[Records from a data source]
━━━━━━━━━━━━━━━━━━━━
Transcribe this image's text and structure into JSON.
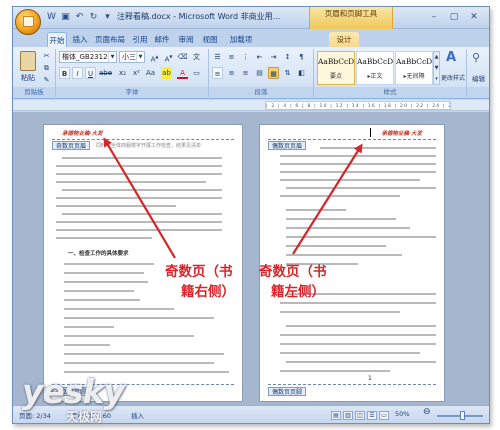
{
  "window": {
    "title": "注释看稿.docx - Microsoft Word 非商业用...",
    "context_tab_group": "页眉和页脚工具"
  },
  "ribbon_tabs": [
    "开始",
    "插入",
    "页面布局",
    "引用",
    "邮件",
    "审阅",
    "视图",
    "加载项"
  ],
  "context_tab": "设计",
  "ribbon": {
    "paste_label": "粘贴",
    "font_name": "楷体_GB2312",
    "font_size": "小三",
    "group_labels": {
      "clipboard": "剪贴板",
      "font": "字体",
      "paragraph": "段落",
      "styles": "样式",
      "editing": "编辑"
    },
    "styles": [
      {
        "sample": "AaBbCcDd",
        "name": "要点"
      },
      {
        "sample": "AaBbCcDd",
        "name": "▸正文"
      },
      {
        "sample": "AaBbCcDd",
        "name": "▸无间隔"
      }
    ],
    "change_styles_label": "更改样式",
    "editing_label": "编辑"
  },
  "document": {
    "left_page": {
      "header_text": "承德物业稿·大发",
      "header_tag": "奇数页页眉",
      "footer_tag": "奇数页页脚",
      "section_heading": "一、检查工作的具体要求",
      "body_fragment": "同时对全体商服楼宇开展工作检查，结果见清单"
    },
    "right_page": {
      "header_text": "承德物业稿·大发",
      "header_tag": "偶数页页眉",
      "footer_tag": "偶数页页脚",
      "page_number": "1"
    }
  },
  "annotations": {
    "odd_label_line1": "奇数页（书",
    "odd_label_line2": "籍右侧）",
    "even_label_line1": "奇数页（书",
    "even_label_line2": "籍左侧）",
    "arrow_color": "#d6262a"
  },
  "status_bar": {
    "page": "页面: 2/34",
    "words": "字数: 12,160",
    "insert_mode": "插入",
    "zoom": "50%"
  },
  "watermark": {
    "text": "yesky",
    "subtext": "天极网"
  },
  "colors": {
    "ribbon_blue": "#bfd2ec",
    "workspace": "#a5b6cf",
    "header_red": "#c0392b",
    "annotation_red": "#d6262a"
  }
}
━━━━━━━━━━━━━━━━━━━━
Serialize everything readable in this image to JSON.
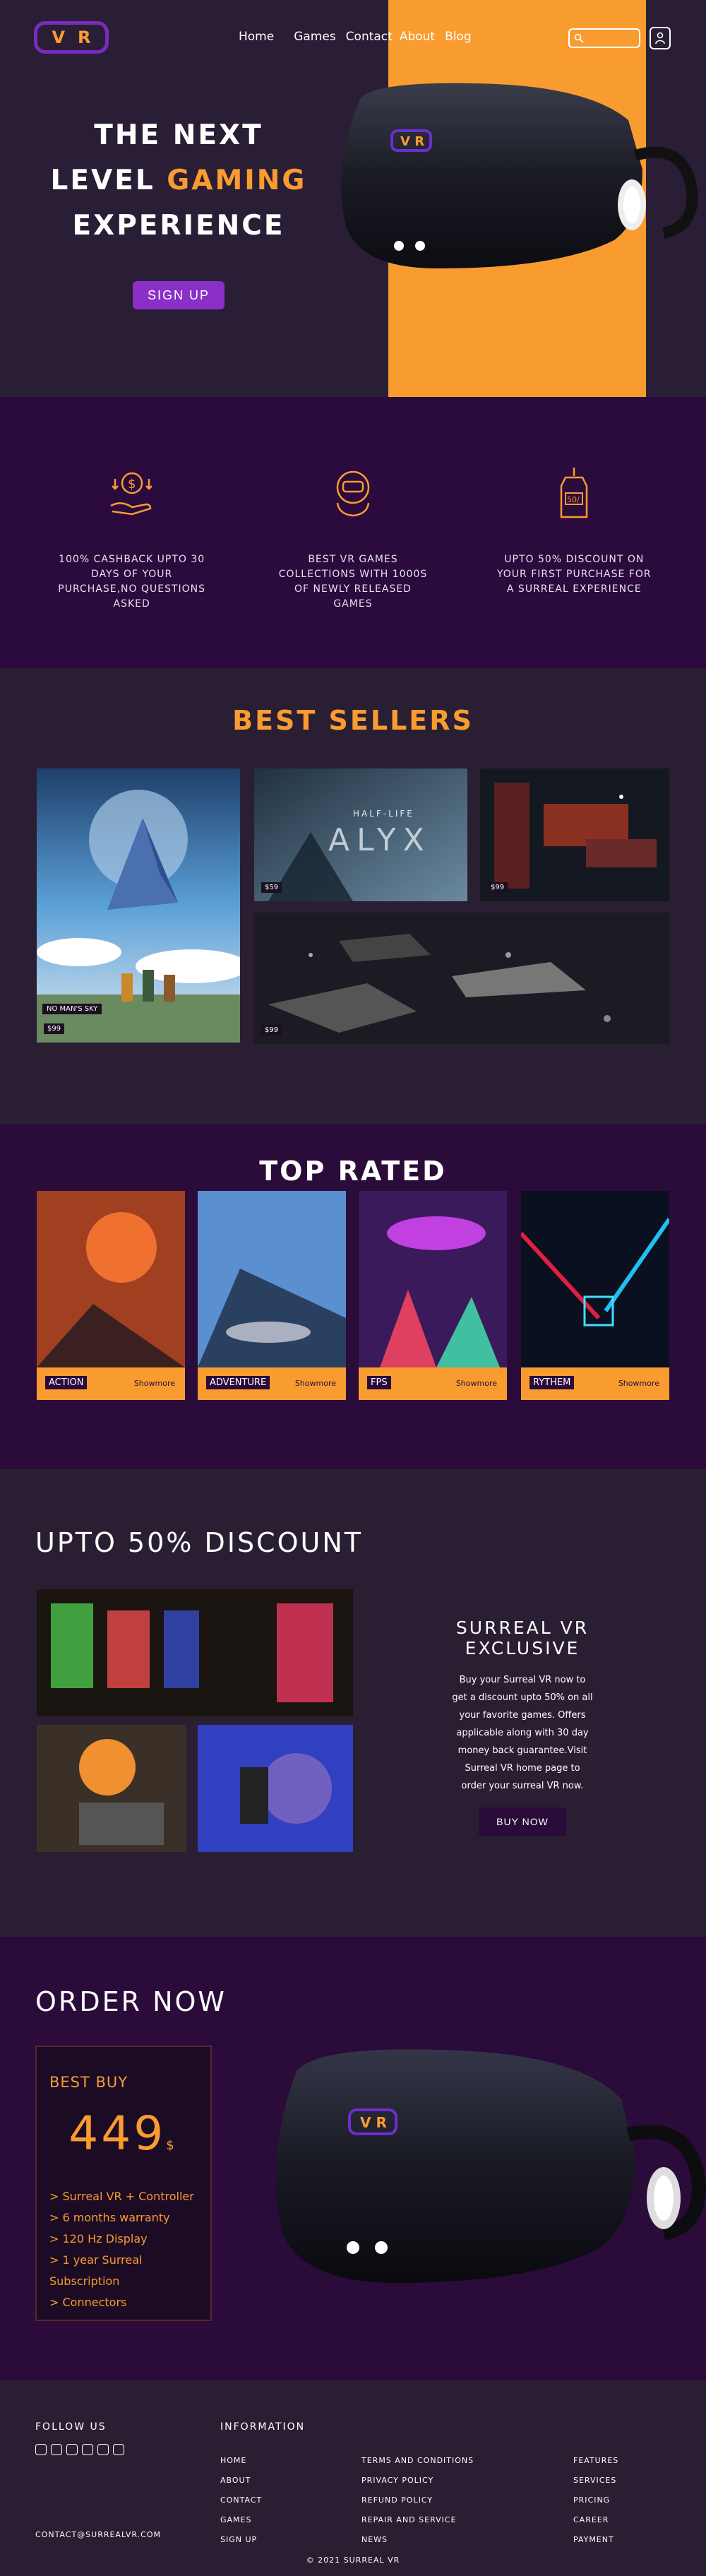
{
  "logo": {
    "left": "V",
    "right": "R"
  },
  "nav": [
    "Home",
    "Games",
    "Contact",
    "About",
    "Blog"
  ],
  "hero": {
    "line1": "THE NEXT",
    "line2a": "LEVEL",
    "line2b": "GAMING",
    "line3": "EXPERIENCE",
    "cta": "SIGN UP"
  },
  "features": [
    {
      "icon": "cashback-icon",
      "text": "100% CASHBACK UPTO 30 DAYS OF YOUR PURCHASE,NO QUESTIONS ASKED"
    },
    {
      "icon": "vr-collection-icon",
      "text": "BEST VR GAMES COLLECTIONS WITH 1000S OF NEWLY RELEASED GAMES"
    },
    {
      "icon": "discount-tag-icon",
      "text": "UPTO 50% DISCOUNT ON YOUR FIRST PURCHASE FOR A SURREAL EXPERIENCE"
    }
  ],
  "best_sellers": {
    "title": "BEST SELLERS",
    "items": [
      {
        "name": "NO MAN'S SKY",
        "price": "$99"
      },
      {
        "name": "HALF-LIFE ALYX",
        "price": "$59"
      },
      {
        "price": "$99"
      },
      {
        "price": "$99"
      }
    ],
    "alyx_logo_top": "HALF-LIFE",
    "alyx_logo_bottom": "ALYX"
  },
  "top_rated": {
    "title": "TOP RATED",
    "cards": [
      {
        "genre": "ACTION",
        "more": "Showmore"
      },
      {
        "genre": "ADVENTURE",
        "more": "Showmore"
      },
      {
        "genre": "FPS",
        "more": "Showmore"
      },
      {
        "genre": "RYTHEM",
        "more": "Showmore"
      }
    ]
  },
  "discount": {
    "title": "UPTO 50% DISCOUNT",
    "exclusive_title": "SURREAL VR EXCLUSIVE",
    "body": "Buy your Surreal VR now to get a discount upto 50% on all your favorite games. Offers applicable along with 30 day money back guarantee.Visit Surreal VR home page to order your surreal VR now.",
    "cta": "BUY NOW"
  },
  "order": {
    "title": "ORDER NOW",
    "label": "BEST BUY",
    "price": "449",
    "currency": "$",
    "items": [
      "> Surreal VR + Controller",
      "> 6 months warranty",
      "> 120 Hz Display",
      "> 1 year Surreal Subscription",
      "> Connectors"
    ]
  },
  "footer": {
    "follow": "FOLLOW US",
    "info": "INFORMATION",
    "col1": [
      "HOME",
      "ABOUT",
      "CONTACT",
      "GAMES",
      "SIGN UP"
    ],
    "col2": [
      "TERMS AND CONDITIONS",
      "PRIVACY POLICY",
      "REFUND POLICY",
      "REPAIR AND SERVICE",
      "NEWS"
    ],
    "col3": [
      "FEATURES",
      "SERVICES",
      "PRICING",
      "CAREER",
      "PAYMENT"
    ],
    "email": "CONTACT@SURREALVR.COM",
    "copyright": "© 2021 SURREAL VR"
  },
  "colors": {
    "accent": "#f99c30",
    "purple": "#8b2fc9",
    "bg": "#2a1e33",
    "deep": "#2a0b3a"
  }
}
━━━━━━━━━━━━━━━━━━━━
• Short task: From the records above, pick out and copy each line holding the word "JSON".

• Solution to this exercise:
Transcribe this image's text and structure into JSON.
Serialize everything readable in this image to JSON.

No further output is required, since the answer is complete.